## GIVEN PROBLEM
Write out each record below exactly as it appears, with no pictures.

## PROVIDED RECORDS
---

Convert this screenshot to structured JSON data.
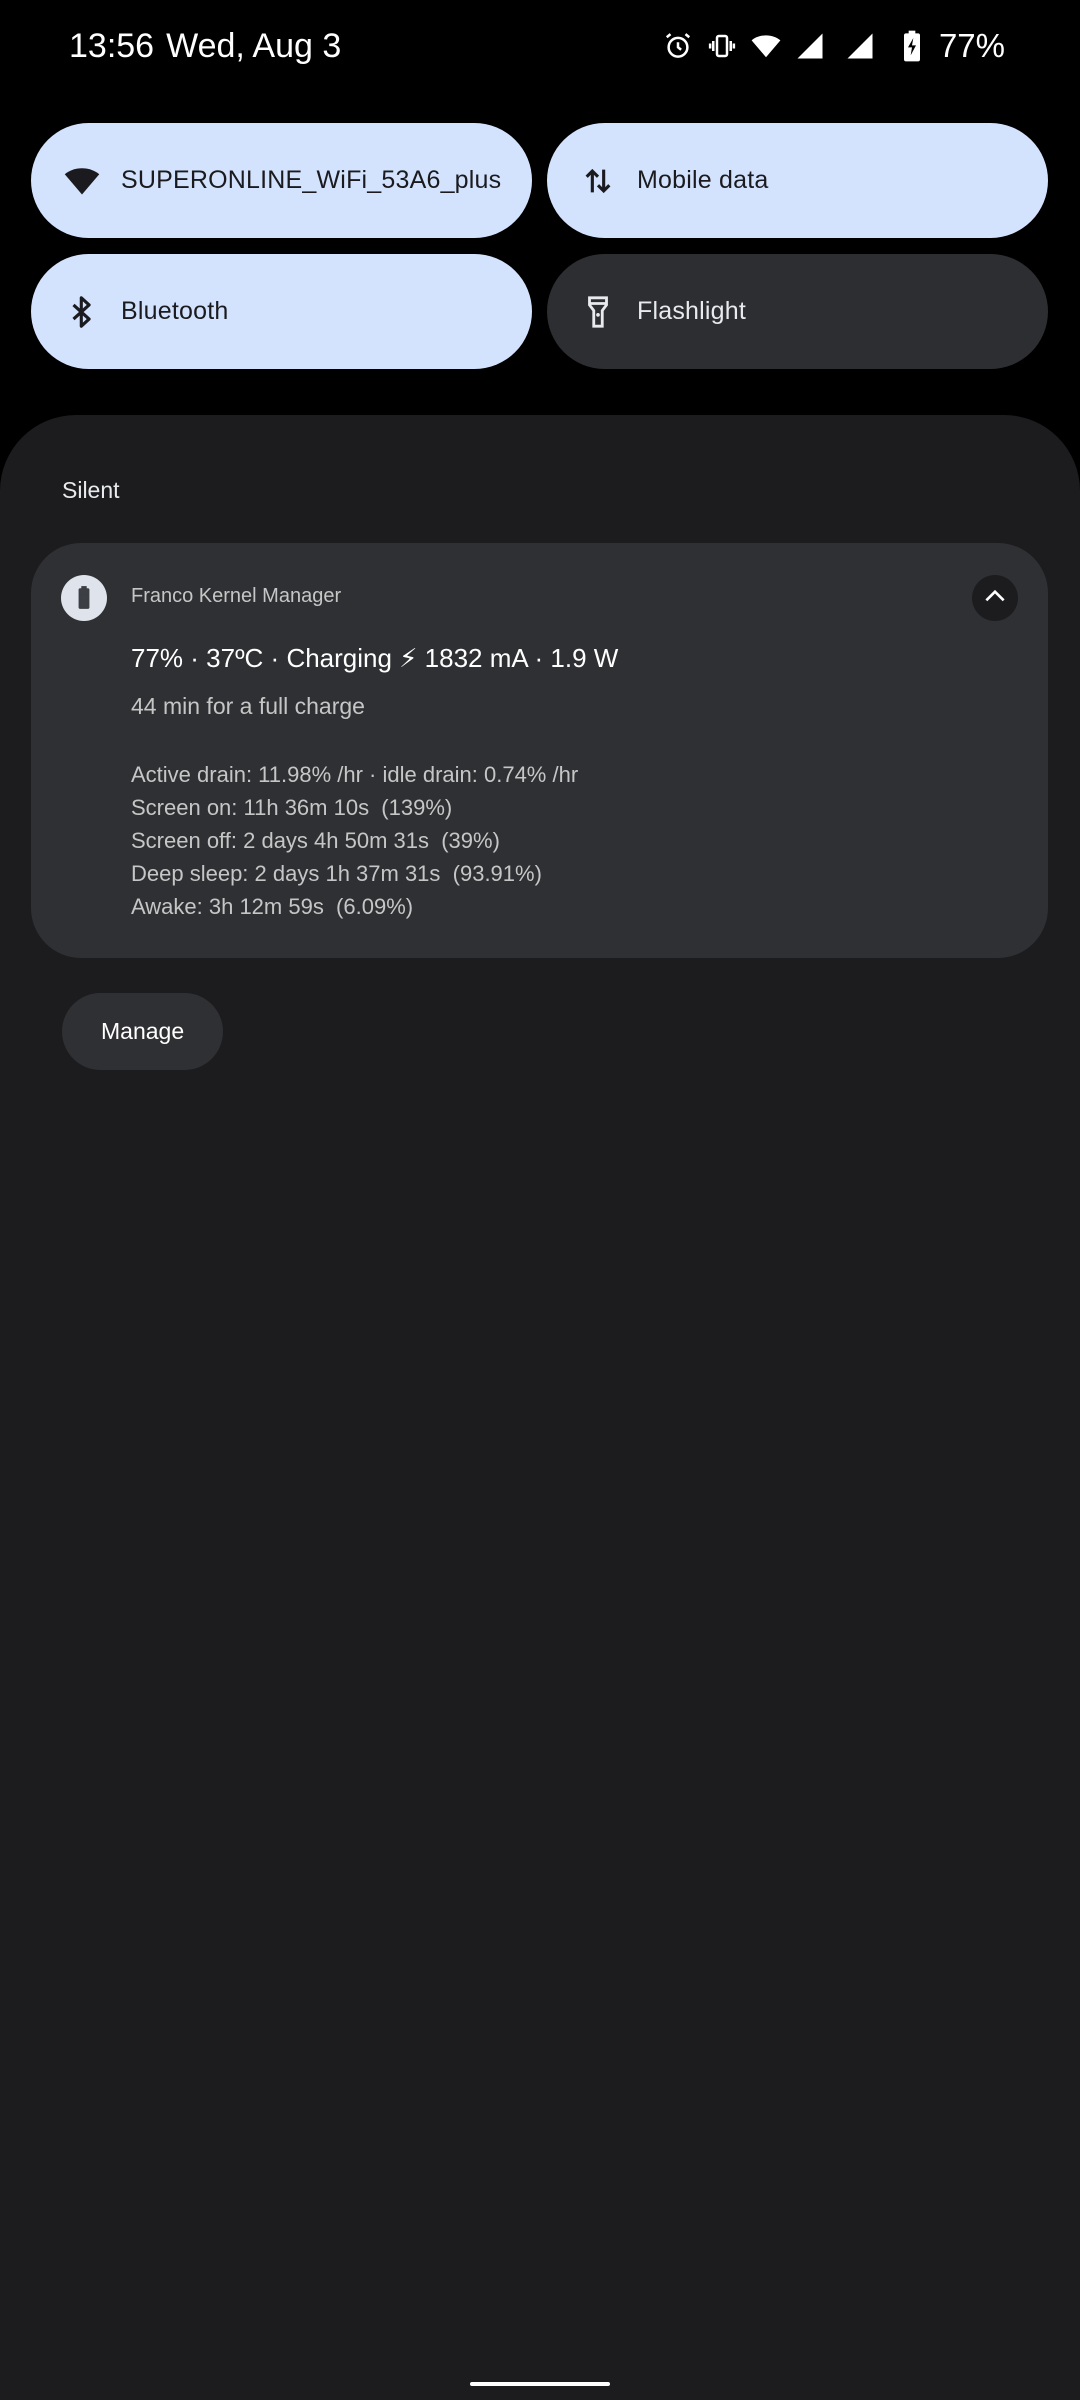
{
  "status_bar": {
    "time": "13:56",
    "date": "Wed, Aug 3",
    "battery_percent": "77%",
    "icons": [
      "alarm-icon",
      "vibrate-icon",
      "wifi-icon",
      "signal-icon",
      "signal-icon",
      "battery-charging-icon"
    ]
  },
  "quick_tiles": [
    {
      "label": "SUPERONLINE_WiFi_53A6_plus",
      "icon": "wifi-icon",
      "state": "on"
    },
    {
      "label": "Mobile data",
      "icon": "mobile-data-icon",
      "state": "on"
    },
    {
      "label": "Bluetooth",
      "icon": "bluetooth-icon",
      "state": "on"
    },
    {
      "label": "Flashlight",
      "icon": "flashlight-icon",
      "state": "off"
    }
  ],
  "shade": {
    "section_header": "Silent",
    "notification": {
      "app_name": "Franco Kernel Manager",
      "app_icon": "battery-icon",
      "title": "77% · 37ºC · Charging ⚡ 1832 mA · 1.9 W",
      "subtitle": "44 min for a full charge",
      "lines": [
        "Active drain: 11.98% /hr · idle drain: 0.74% /hr",
        "Screen on: 11h 36m 10s  (139%)",
        "Screen off: 2 days 4h 50m 31s  (39%)",
        "Deep sleep: 2 days 1h 37m 31s  (93.91%)",
        "Awake: 3h 12m 59s  (6.09%)"
      ],
      "expanded": true
    },
    "manage_label": "Manage"
  },
  "colors": {
    "tile_on": "#d3e3fd",
    "tile_off": "#2d2e31",
    "shade_bg": "#1c1c1e",
    "card_bg": "#2f3033"
  }
}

---

## RESPONSE TO THIS EXERCISE
Convert this screenshot to structured JSON data.
{
  "status_bar": {
    "time": "13:56",
    "date": "Wed, Aug 3",
    "battery_percent": "77%",
    "icons": [
      "alarm-icon",
      "vibrate-icon",
      "wifi-icon",
      "signal-icon",
      "signal-icon",
      "battery-charging-icon"
    ]
  },
  "quick_tiles": [
    {
      "label": "SUPERONLINE_WiFi_53A6_plus",
      "icon": "wifi-icon",
      "state": "on"
    },
    {
      "label": "Mobile data",
      "icon": "mobile-data-icon",
      "state": "on"
    },
    {
      "label": "Bluetooth",
      "icon": "bluetooth-icon",
      "state": "on"
    },
    {
      "label": "Flashlight",
      "icon": "flashlight-icon",
      "state": "off"
    }
  ],
  "shade": {
    "section_header": "Silent",
    "notification": {
      "app_name": "Franco Kernel Manager",
      "app_icon": "battery-icon",
      "title": "77% · 37ºC · Charging ⚡ 1832 mA · 1.9 W",
      "subtitle": "44 min for a full charge",
      "lines": [
        "Active drain: 11.98% /hr · idle drain: 0.74% /hr",
        "Screen on: 11h 36m 10s  (139%)",
        "Screen off: 2 days 4h 50m 31s  (39%)",
        "Deep sleep: 2 days 1h 37m 31s  (93.91%)",
        "Awake: 3h 12m 59s  (6.09%)"
      ],
      "expanded": true
    },
    "manage_label": "Manage"
  },
  "colors": {
    "tile_on": "#d3e3fd",
    "tile_off": "#2d2e31",
    "shade_bg": "#1c1c1e",
    "card_bg": "#2f3033"
  }
}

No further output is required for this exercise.